Only a number is required: how many lines of the material contain the word "across"?

(Records contained in a dataset)
________________

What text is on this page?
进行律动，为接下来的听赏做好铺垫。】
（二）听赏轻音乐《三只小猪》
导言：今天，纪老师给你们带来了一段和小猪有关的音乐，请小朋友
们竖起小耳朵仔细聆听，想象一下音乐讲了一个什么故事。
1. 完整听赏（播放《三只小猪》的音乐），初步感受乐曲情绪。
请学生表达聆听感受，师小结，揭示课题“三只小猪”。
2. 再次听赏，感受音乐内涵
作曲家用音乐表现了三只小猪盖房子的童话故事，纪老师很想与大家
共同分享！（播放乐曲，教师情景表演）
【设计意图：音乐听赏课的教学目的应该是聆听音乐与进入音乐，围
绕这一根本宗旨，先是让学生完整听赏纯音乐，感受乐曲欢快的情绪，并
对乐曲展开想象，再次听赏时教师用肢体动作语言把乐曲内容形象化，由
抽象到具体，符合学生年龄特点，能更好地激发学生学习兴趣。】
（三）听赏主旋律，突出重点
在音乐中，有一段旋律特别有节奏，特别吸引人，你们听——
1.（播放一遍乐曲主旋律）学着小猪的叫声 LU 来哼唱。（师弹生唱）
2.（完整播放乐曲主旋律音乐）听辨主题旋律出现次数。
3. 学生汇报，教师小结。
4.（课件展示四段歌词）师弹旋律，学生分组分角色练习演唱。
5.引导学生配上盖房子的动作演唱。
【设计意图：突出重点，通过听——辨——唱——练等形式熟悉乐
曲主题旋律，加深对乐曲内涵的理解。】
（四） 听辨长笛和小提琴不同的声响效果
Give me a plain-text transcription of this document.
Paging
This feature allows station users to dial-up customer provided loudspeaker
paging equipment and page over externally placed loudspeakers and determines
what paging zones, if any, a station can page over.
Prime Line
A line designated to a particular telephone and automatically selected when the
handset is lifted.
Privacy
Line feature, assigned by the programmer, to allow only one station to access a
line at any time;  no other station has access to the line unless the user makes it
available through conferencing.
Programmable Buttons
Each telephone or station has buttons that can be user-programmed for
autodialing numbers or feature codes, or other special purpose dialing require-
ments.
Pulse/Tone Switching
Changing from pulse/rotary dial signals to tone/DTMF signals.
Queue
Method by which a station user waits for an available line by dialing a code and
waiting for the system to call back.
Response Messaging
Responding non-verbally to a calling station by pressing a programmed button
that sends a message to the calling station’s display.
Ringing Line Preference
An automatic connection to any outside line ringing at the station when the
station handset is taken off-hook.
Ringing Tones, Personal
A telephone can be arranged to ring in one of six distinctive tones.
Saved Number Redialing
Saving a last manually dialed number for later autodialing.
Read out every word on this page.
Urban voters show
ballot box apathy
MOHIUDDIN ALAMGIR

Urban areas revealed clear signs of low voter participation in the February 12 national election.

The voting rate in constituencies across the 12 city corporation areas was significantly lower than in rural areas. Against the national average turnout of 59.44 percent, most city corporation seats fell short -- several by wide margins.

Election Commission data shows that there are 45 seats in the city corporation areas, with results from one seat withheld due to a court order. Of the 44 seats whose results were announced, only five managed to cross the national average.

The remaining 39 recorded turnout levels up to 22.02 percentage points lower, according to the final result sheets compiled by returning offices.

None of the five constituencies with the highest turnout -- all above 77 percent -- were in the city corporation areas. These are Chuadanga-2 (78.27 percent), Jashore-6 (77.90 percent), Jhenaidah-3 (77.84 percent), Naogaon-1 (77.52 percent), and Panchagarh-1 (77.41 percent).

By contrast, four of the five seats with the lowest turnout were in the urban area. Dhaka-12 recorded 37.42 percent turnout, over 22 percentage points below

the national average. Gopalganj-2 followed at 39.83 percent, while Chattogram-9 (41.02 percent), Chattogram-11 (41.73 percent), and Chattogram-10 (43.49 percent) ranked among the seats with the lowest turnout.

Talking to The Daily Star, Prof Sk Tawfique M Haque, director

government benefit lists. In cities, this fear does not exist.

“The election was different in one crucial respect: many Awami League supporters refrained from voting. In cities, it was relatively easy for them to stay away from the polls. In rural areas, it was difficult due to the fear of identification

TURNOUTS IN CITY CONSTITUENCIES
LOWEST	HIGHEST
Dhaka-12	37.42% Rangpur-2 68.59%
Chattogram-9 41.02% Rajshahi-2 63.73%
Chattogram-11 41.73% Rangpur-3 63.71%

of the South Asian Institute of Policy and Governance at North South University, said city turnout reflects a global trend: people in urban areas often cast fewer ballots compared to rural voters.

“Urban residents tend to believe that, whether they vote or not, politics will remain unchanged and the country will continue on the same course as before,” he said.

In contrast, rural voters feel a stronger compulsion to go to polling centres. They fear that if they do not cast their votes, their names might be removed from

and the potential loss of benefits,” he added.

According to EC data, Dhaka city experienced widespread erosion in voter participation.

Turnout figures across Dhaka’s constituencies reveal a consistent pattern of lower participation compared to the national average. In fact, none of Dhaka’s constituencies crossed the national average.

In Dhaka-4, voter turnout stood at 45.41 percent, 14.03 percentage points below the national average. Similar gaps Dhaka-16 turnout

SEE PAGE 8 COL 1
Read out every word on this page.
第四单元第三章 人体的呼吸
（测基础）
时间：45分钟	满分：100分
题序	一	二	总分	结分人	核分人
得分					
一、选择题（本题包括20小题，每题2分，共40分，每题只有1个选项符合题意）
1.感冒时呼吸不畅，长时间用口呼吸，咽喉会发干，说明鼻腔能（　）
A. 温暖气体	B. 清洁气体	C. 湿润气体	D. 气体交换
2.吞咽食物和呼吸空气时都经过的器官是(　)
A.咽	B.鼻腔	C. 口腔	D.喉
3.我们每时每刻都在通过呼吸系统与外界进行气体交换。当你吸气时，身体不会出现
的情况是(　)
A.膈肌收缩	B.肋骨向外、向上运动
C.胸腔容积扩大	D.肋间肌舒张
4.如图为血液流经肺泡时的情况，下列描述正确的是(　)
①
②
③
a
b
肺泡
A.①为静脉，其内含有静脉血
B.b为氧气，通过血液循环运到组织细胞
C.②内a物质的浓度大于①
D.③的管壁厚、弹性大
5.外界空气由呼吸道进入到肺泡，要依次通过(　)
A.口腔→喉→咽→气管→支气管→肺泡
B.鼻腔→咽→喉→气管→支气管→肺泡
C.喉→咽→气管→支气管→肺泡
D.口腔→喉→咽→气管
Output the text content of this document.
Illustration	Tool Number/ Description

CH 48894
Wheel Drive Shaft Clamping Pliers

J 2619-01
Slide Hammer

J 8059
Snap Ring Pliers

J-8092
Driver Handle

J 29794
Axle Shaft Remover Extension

________________

Result for this task: 2